All entries below are to be set down again, identical to the source.

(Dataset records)

++++++

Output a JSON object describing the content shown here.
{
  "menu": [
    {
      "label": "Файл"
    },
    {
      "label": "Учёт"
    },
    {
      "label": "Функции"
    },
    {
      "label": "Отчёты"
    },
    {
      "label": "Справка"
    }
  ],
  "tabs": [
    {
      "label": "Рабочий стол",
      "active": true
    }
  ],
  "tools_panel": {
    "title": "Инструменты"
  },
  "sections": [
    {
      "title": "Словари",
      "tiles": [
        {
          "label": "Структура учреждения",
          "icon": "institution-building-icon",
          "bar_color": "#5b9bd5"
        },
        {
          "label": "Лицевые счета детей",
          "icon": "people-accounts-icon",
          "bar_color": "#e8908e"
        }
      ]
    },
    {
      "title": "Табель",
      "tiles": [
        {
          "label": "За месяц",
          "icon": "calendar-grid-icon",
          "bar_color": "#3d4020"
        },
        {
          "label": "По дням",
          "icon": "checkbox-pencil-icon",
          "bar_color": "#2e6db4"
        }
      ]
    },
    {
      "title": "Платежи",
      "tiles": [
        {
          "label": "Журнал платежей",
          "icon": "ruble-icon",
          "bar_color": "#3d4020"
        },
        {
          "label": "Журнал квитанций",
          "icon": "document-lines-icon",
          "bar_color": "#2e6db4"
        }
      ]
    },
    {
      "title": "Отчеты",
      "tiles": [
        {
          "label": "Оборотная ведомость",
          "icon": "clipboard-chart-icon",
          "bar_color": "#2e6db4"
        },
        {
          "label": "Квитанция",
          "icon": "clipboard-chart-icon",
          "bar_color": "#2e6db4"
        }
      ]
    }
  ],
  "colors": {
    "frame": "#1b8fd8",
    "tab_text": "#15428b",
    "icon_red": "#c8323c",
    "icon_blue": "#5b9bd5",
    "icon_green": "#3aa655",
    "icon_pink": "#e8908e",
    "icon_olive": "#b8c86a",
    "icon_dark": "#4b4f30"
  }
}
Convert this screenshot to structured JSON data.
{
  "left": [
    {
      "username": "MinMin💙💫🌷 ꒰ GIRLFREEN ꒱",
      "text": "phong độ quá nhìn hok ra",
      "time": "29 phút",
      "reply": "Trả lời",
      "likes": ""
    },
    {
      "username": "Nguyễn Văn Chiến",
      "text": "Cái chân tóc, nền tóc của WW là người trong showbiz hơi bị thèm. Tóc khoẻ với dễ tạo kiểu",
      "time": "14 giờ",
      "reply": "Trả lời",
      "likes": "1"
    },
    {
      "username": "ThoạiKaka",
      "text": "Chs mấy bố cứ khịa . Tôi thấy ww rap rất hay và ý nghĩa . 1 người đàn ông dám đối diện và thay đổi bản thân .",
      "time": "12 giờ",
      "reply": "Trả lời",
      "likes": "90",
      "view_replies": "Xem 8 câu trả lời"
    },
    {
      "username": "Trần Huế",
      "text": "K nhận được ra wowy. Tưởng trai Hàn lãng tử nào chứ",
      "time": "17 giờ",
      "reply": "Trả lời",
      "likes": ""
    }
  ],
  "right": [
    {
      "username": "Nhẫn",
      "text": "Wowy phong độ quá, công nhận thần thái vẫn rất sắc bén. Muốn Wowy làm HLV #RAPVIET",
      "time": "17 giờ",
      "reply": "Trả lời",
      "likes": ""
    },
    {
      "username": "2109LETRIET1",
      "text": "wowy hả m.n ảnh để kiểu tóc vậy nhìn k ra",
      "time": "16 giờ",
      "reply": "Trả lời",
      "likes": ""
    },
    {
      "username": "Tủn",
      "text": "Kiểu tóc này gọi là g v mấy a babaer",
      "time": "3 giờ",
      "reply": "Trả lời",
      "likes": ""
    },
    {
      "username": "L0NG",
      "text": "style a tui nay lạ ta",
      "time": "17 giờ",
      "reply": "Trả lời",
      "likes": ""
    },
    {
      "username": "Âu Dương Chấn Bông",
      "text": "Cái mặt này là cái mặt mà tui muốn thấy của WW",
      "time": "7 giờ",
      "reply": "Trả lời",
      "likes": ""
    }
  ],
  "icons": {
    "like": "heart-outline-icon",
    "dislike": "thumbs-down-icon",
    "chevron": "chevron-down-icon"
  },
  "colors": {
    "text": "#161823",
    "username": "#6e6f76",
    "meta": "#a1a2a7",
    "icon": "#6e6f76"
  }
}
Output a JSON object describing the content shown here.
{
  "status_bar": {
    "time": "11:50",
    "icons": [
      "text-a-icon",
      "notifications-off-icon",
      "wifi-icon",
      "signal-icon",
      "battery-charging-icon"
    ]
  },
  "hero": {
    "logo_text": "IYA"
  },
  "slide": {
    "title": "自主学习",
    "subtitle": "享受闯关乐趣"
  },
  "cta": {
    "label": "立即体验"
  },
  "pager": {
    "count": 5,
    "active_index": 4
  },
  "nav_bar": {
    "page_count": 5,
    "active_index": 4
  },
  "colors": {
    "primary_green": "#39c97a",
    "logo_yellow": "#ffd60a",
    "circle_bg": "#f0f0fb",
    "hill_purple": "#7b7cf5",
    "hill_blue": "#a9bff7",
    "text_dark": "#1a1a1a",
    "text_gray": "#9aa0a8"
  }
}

++++++

> **Expected answer**
Output a JSON object describing the content shown here.
{
  "menu": [
    {
      "label": "Файл"
    },
    {
      "label": "Учёт"
    },
    {
      "label": "Функции"
    },
    {
      "label": "Отчёты"
    },
    {
      "label": "Справка"
    }
  ],
  "tabs": [
    {
      "label": "Рабочий стол",
      "active": true
    }
  ],
  "tools_panel": {
    "title": "Инструменты"
  },
  "sections": [
    {
      "title": "Словари",
      "tiles": [
        {
          "label": "Структура учреждения",
          "icon": "institution-building-icon",
          "bar_color": "#5b9bd5"
        },
        {
          "label": "Лицевые счета детей",
          "icon": "people-accounts-icon",
          "bar_color": "#e8908e"
        }
      ]
    },
    {
      "title": "Табель",
      "tiles": [
        {
          "label": "За месяц",
          "icon": "calendar-grid-icon",
          "bar_color": "#3d4020"
        },
        {
          "label": "По дням",
          "icon": "checkbox-pencil-icon",
          "bar_color": "#2e6db4"
        }
      ]
    },
    {
      "title": "Платежи",
      "tiles": [
        {
          "label": "Журнал платежей",
          "icon": "ruble-icon",
          "bar_color": "#3d4020"
        },
        {
          "label": "Журнал квитанций",
          "icon": "document-lines-icon",
          "bar_color": "#2e6db4"
        }
      ]
    },
    {
      "title": "Отчеты",
      "tiles": [
        {
          "label": "Оборотная ведомость",
          "icon": "clipboard-chart-icon",
          "bar_color": "#2e6db4"
        },
        {
          "label": "Квитанция",
          "icon": "clipboard-chart-icon",
          "bar_color": "#2e6db4"
        }
      ]
    }
  ],
  "colors": {
    "frame": "#1b8fd8",
    "tab_text": "#15428b",
    "icon_red": "#c8323c",
    "icon_blue": "#5b9bd5",
    "icon_green": "#3aa655",
    "icon_pink": "#e8908e",
    "icon_olive": "#b8c86a",
    "icon_dark": "#4b4f30"
  }
}
Convert this screenshot to structured JSON data.
{
  "left": [
    {
      "username": "MinMin💙💫🌷 ꒰ GIRLFREEN ꒱",
      "text": "phong độ quá nhìn hok ra",
      "time": "29 phút",
      "reply": "Trả lời",
      "likes": ""
    },
    {
      "username": "Nguyễn Văn Chiến",
      "text": "Cái chân tóc, nền tóc của WW là người trong showbiz hơi bị thèm. Tóc khoẻ với dễ tạo kiểu",
      "time": "14 giờ",
      "reply": "Trả lời",
      "likes": "1"
    },
    {
      "username": "ThoạiKaka",
      "text": "Chs mấy bố cứ khịa . Tôi thấy ww rap rất hay và ý nghĩa . 1 người đàn ông dám đối diện và thay đổi bản thân .",
      "time": "12 giờ",
      "reply": "Trả lời",
      "likes": "90",
      "view_replies": "Xem 8 câu trả lời"
    },
    {
      "username": "Trần Huế",
      "text": "K nhận được ra wowy. Tưởng trai Hàn lãng tử nào chứ",
      "time": "17 giờ",
      "reply": "Trả lời",
      "likes": ""
    }
  ],
  "right": [
    {
      "username": "Nhẫn",
      "text": "Wowy phong độ quá, công nhận thần thái vẫn rất sắc bén. Muốn Wowy làm HLV #RAPVIET",
      "time": "17 giờ",
      "reply": "Trả lời",
      "likes": ""
    },
    {
      "username": "2109LETRIET1",
      "text": "wowy hả m.n ảnh để kiểu tóc vậy nhìn k ra",
      "time": "16 giờ",
      "reply": "Trả lời",
      "likes": ""
    },
    {
      "username": "Tủn",
      "text": "Kiểu tóc này gọi là g v mấy a babaer",
      "time": "3 giờ",
      "reply": "Trả lời",
      "likes": ""
    },
    {
      "username": "L0NG",
      "text": "style a tui nay lạ ta",
      "time": "17 giờ",
      "reply": "Trả lời",
      "likes": ""
    },
    {
      "username": "Âu Dương Chấn Bông",
      "text": "Cái mặt này là cái mặt mà tui muốn thấy của WW",
      "time": "7 giờ",
      "reply": "Trả lời",
      "likes": ""
    }
  ],
  "icons": {
    "like": "heart-outline-icon",
    "dislike": "thumbs-down-icon",
    "chevron": "chevron-down-icon"
  },
  "colors": {
    "text": "#161823",
    "username": "#6e6f76",
    "meta": "#a1a2a7",
    "icon": "#6e6f76"
  }
}
Output a JSON object describing the content shown here.
{
  "status_bar": {
    "time": "11:50",
    "icons": [
      "text-a-icon",
      "notifications-off-icon",
      "wifi-icon",
      "signal-icon",
      "battery-charging-icon"
    ]
  },
  "hero": {
    "logo_text": "IYA"
  },
  "slide": {
    "title": "自主学习",
    "subtitle": "享受闯关乐趣"
  },
  "cta": {
    "label": "立即体验"
  },
  "pager": {
    "count": 5,
    "active_index": 4
  },
  "nav_bar": {
    "page_count": 5,
    "active_index": 4
  },
  "colors": {
    "primary_green": "#39c97a",
    "logo_yellow": "#ffd60a",
    "circle_bg": "#f0f0fb",
    "hill_purple": "#7b7cf5",
    "hill_blue": "#a9bff7",
    "text_dark": "#1a1a1a",
    "text_gray": "#9aa0a8"
  }
}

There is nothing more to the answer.